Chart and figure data

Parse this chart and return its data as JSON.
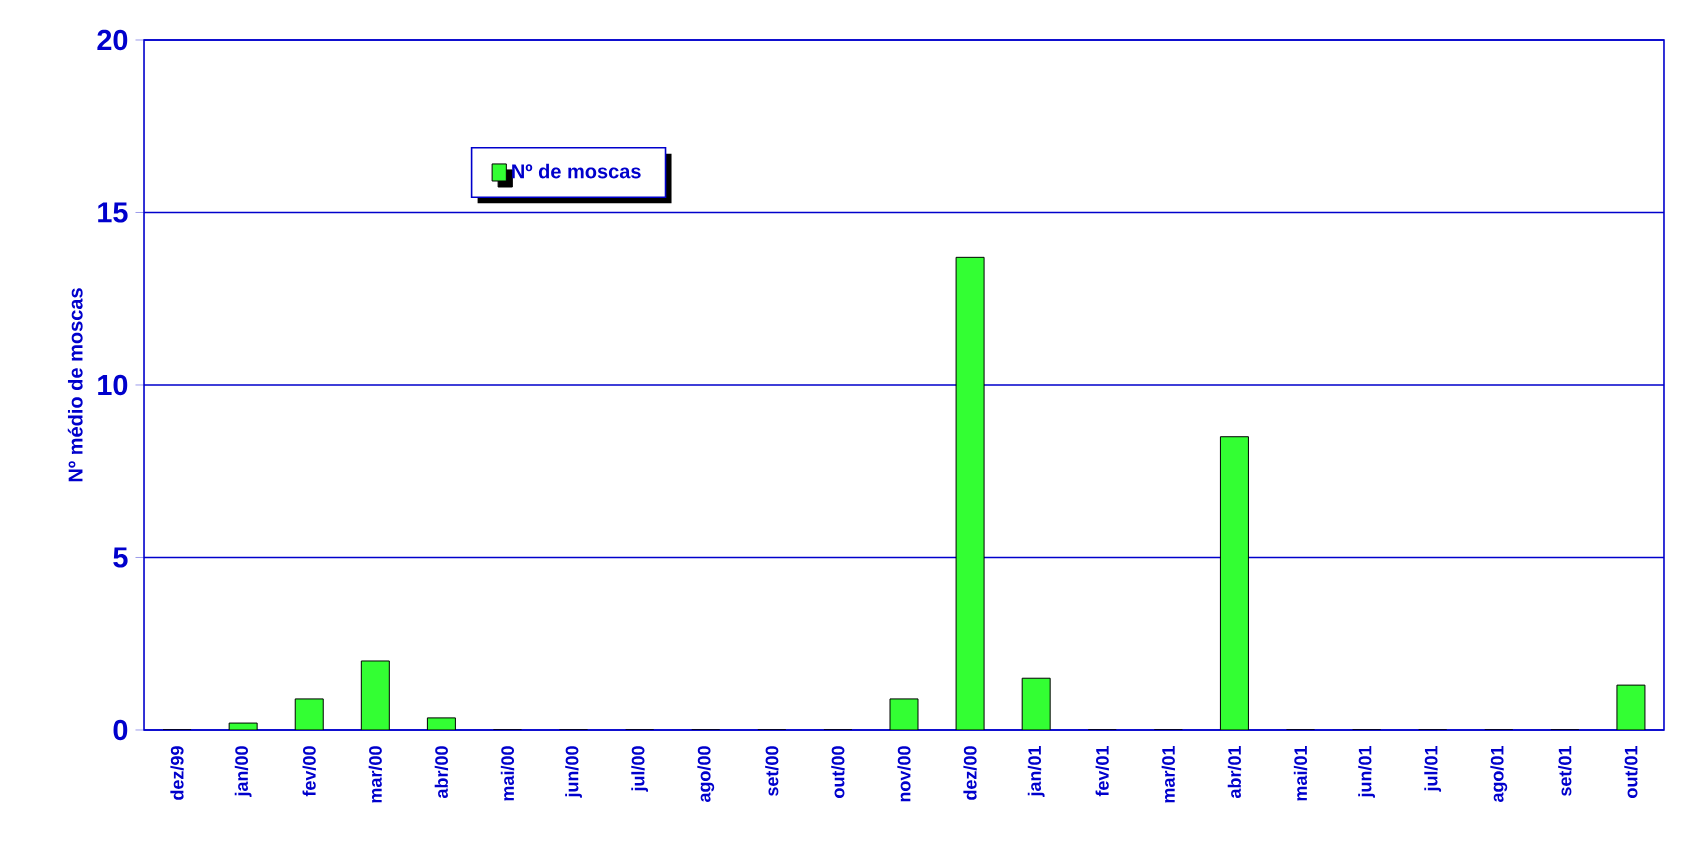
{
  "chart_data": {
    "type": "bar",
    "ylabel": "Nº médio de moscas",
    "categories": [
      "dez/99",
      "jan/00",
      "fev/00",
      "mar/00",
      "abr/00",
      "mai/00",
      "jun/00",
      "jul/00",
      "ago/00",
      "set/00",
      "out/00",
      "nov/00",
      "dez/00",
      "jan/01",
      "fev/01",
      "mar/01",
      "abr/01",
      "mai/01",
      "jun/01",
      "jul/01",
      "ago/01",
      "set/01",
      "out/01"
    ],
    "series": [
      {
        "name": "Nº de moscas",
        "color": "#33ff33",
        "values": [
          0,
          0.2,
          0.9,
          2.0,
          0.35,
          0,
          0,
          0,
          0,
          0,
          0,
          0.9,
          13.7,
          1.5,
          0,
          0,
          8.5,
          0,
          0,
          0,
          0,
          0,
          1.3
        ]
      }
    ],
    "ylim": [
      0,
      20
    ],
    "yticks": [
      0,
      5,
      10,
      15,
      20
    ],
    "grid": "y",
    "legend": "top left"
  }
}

_TASK DIRECTIONS_: Each line of the data is to be duplicated exactly; pictures stay out of the copy.

_TASK ANSWER_:
Parse this chart and return its data as JSON.
{
  "chart_data": {
    "type": "bar",
    "ylabel": "Nº médio de moscas",
    "categories": [
      "dez/99",
      "jan/00",
      "fev/00",
      "mar/00",
      "abr/00",
      "mai/00",
      "jun/00",
      "jul/00",
      "ago/00",
      "set/00",
      "out/00",
      "nov/00",
      "dez/00",
      "jan/01",
      "fev/01",
      "mar/01",
      "abr/01",
      "mai/01",
      "jun/01",
      "jul/01",
      "ago/01",
      "set/01",
      "out/01"
    ],
    "series": [
      {
        "name": "Nº de moscas",
        "color": "#33ff33",
        "values": [
          0,
          0.2,
          0.9,
          2.0,
          0.35,
          0,
          0,
          0,
          0,
          0,
          0,
          0.9,
          13.7,
          1.5,
          0,
          0,
          8.5,
          0,
          0,
          0,
          0,
          0,
          1.3
        ]
      }
    ],
    "ylim": [
      0,
      20
    ],
    "yticks": [
      0,
      5,
      10,
      15,
      20
    ],
    "grid": "y",
    "legend": "top left"
  }
}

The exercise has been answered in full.